(begin)
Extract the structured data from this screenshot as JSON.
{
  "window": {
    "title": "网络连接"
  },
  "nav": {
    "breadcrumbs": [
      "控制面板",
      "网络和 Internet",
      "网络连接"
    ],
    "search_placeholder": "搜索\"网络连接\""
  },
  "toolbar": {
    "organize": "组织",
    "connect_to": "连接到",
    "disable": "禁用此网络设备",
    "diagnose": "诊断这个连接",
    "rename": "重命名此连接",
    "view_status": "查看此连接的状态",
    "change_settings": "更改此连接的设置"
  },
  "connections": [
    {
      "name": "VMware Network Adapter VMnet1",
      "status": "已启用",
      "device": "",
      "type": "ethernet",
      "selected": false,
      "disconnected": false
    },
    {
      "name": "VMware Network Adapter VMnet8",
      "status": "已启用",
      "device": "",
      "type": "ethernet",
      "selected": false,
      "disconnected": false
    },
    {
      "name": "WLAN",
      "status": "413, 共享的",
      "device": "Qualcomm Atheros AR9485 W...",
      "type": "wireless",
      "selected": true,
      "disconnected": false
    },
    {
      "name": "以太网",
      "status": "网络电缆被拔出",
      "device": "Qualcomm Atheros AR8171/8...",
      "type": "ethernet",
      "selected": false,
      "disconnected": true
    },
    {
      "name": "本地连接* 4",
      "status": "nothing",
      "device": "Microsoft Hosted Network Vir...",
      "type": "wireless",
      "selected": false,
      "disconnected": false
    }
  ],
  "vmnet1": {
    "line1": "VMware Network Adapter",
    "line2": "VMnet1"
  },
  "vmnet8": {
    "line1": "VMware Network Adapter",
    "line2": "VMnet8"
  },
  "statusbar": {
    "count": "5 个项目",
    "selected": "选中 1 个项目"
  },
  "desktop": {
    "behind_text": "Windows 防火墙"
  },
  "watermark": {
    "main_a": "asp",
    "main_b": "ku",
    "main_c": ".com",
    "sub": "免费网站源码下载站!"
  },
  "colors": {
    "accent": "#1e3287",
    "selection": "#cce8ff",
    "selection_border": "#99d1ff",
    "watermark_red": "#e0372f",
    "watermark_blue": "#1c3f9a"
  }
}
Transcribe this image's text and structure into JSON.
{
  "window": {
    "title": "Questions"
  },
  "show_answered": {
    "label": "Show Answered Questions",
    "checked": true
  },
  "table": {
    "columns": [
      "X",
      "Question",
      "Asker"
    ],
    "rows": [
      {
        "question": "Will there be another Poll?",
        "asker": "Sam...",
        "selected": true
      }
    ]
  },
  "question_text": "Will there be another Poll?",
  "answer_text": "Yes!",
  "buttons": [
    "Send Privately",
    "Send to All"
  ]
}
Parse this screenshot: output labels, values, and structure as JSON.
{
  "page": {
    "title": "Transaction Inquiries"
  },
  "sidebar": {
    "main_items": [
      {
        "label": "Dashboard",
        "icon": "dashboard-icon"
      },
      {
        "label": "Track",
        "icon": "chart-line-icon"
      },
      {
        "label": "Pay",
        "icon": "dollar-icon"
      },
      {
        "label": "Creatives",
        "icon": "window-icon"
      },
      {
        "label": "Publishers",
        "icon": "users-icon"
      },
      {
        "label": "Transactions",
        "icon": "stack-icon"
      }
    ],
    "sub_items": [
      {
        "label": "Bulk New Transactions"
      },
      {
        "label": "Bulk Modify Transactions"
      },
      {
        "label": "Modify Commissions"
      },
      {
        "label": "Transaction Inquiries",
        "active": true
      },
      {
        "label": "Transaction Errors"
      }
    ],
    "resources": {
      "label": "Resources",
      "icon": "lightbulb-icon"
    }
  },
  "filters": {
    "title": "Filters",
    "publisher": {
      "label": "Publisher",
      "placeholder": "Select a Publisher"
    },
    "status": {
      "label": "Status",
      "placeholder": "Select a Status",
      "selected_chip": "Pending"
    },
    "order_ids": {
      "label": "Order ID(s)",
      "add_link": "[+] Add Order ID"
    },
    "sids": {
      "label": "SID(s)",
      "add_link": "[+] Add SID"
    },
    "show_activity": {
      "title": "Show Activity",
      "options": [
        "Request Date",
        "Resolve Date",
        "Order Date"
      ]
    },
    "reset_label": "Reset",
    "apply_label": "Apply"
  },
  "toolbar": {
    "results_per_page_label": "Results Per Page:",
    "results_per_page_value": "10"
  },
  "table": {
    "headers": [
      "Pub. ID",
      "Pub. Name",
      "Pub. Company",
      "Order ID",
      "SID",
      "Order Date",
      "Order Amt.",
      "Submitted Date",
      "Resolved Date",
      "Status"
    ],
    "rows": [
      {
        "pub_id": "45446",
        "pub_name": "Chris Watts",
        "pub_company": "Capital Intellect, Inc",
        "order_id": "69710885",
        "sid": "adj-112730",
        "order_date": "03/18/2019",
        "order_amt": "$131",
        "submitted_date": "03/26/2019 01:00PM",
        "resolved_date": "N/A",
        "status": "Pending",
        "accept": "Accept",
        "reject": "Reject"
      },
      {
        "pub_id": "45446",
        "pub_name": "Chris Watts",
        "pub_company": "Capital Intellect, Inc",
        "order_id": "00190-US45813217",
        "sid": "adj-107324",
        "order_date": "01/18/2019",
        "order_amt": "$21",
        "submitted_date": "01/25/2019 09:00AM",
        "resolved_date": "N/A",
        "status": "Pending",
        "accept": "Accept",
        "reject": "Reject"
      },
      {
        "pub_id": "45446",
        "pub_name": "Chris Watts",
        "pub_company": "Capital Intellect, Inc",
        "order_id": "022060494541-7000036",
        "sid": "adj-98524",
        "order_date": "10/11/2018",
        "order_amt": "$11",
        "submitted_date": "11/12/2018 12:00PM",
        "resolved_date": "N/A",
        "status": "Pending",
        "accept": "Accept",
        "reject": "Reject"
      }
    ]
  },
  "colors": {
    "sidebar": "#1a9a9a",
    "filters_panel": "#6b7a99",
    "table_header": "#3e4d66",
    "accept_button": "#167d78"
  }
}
(end)
#### [What to produce]
Quote each line of the data above exactly as written.

#### [Exercise solution]
Extract the structured data from this screenshot as JSON.
{
  "window": {
    "title": "网络连接"
  },
  "nav": {
    "breadcrumbs": [
      "控制面板",
      "网络和 Internet",
      "网络连接"
    ],
    "search_placeholder": "搜索\"网络连接\""
  },
  "toolbar": {
    "organize": "组织",
    "connect_to": "连接到",
    "disable": "禁用此网络设备",
    "diagnose": "诊断这个连接",
    "rename": "重命名此连接",
    "view_status": "查看此连接的状态",
    "change_settings": "更改此连接的设置"
  },
  "connections": [
    {
      "name": "VMware Network Adapter VMnet1",
      "status": "已启用",
      "device": "",
      "type": "ethernet",
      "selected": false,
      "disconnected": false
    },
    {
      "name": "VMware Network Adapter VMnet8",
      "status": "已启用",
      "device": "",
      "type": "ethernet",
      "selected": false,
      "disconnected": false
    },
    {
      "name": "WLAN",
      "status": "413, 共享的",
      "device": "Qualcomm Atheros AR9485 W...",
      "type": "wireless",
      "selected": true,
      "disconnected": false
    },
    {
      "name": "以太网",
      "status": "网络电缆被拔出",
      "device": "Qualcomm Atheros AR8171/8...",
      "type": "ethernet",
      "selected": false,
      "disconnected": true
    },
    {
      "name": "本地连接* 4",
      "status": "nothing",
      "device": "Microsoft Hosted Network Vir...",
      "type": "wireless",
      "selected": false,
      "disconnected": false
    }
  ],
  "vmnet1": {
    "line1": "VMware Network Adapter",
    "line2": "VMnet1"
  },
  "vmnet8": {
    "line1": "VMware Network Adapter",
    "line2": "VMnet8"
  },
  "statusbar": {
    "count": "5 个项目",
    "selected": "选中 1 个项目"
  },
  "desktop": {
    "behind_text": "Windows 防火墙"
  },
  "watermark": {
    "main_a": "asp",
    "main_b": "ku",
    "main_c": ".com",
    "sub": "免费网站源码下载站!"
  },
  "colors": {
    "accent": "#1e3287",
    "selection": "#cce8ff",
    "selection_border": "#99d1ff",
    "watermark_red": "#e0372f",
    "watermark_blue": "#1c3f9a"
  }
}
Transcribe this image's text and structure into JSON.
{
  "window": {
    "title": "Questions"
  },
  "show_answered": {
    "label": "Show Answered Questions",
    "checked": true
  },
  "table": {
    "columns": [
      "X",
      "Question",
      "Asker"
    ],
    "rows": [
      {
        "question": "Will there be another Poll?",
        "asker": "Sam...",
        "selected": true
      }
    ]
  },
  "question_text": "Will there be another Poll?",
  "answer_text": "Yes!",
  "buttons": [
    "Send Privately",
    "Send to All"
  ]
}
Parse this screenshot: output labels, values, and structure as JSON.
{
  "page": {
    "title": "Transaction Inquiries"
  },
  "sidebar": {
    "main_items": [
      {
        "label": "Dashboard",
        "icon": "dashboard-icon"
      },
      {
        "label": "Track",
        "icon": "chart-line-icon"
      },
      {
        "label": "Pay",
        "icon": "dollar-icon"
      },
      {
        "label": "Creatives",
        "icon": "window-icon"
      },
      {
        "label": "Publishers",
        "icon": "users-icon"
      },
      {
        "label": "Transactions",
        "icon": "stack-icon"
      }
    ],
    "sub_items": [
      {
        "label": "Bulk New Transactions"
      },
      {
        "label": "Bulk Modify Transactions"
      },
      {
        "label": "Modify Commissions"
      },
      {
        "label": "Transaction Inquiries",
        "active": true
      },
      {
        "label": "Transaction Errors"
      }
    ],
    "resources": {
      "label": "Resources",
      "icon": "lightbulb-icon"
    }
  },
  "filters": {
    "title": "Filters",
    "publisher": {
      "label": "Publisher",
      "placeholder": "Select a Publisher"
    },
    "status": {
      "label": "Status",
      "placeholder": "Select a Status",
      "selected_chip": "Pending"
    },
    "order_ids": {
      "label": "Order ID(s)",
      "add_link": "[+] Add Order ID"
    },
    "sids": {
      "label": "SID(s)",
      "add_link": "[+] Add SID"
    },
    "show_activity": {
      "title": "Show Activity",
      "options": [
        "Request Date",
        "Resolve Date",
        "Order Date"
      ]
    },
    "reset_label": "Reset",
    "apply_label": "Apply"
  },
  "toolbar": {
    "results_per_page_label": "Results Per Page:",
    "results_per_page_value": "10"
  },
  "table": {
    "headers": [
      "Pub. ID",
      "Pub. Name",
      "Pub. Company",
      "Order ID",
      "SID",
      "Order Date",
      "Order Amt.",
      "Submitted Date",
      "Resolved Date",
      "Status"
    ],
    "rows": [
      {
        "pub_id": "45446",
        "pub_name": "Chris Watts",
        "pub_company": "Capital Intellect, Inc",
        "order_id": "69710885",
        "sid": "adj-112730",
        "order_date": "03/18/2019",
        "order_amt": "$131",
        "submitted_date": "03/26/2019 01:00PM",
        "resolved_date": "N/A",
        "status": "Pending",
        "accept": "Accept",
        "reject": "Reject"
      },
      {
        "pub_id": "45446",
        "pub_name": "Chris Watts",
        "pub_company": "Capital Intellect, Inc",
        "order_id": "00190-US45813217",
        "sid": "adj-107324",
        "order_date": "01/18/2019",
        "order_amt": "$21",
        "submitted_date": "01/25/2019 09:00AM",
        "resolved_date": "N/A",
        "status": "Pending",
        "accept": "Accept",
        "reject": "Reject"
      },
      {
        "pub_id": "45446",
        "pub_name": "Chris Watts",
        "pub_company": "Capital Intellect, Inc",
        "order_id": "022060494541-7000036",
        "sid": "adj-98524",
        "order_date": "10/11/2018",
        "order_amt": "$11",
        "submitted_date": "11/12/2018 12:00PM",
        "resolved_date": "N/A",
        "status": "Pending",
        "accept": "Accept",
        "reject": "Reject"
      }
    ]
  },
  "colors": {
    "sidebar": "#1a9a9a",
    "filters_panel": "#6b7a99",
    "table_header": "#3e4d66",
    "accept_button": "#167d78"
  }
}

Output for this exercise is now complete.